== THE RECORDS ==

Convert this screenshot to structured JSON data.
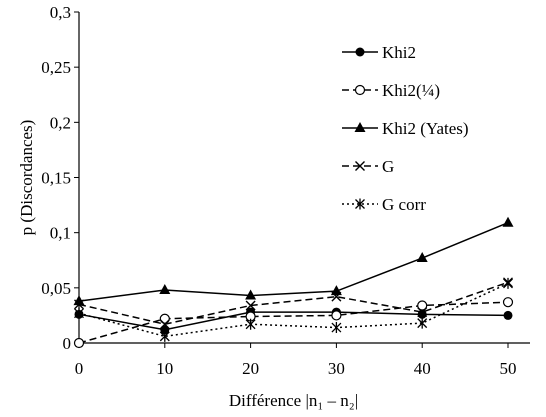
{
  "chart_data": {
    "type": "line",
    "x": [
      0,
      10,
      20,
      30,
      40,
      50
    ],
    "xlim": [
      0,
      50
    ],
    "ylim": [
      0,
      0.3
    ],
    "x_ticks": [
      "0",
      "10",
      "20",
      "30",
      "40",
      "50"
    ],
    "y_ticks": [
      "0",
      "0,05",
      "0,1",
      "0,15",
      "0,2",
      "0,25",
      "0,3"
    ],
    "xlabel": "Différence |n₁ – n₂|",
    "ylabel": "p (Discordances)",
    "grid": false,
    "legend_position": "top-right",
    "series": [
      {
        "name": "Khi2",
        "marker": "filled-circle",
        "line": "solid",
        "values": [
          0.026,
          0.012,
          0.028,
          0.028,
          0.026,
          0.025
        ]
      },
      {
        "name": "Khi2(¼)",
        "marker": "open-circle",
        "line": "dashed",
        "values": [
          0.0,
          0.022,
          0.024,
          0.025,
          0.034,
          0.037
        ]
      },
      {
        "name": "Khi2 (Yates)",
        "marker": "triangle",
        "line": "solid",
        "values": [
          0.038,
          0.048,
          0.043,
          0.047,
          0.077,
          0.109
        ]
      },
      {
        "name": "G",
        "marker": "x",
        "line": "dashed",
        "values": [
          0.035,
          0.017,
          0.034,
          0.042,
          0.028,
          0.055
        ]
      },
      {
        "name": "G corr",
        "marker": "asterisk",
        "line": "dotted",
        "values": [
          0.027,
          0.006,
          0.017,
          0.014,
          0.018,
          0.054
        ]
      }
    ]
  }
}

===
== THE RECORDS ==

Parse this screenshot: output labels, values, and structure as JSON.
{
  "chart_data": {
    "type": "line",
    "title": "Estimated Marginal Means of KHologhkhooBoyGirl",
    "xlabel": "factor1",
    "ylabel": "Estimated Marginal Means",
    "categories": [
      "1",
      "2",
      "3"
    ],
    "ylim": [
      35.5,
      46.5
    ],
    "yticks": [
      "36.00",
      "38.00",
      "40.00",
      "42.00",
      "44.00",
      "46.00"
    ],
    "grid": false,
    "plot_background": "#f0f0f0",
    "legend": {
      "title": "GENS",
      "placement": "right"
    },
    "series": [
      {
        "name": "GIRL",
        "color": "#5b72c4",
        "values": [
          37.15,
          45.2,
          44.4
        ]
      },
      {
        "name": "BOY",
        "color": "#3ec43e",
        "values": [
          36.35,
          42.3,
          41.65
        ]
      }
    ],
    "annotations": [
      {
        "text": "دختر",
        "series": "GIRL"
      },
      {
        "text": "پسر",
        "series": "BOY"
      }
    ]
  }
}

===

TASK REQUIREMENTS:
Scan the records above, count the lines with "screenshot" in them, and give only the number.

THE RESPONSE:
2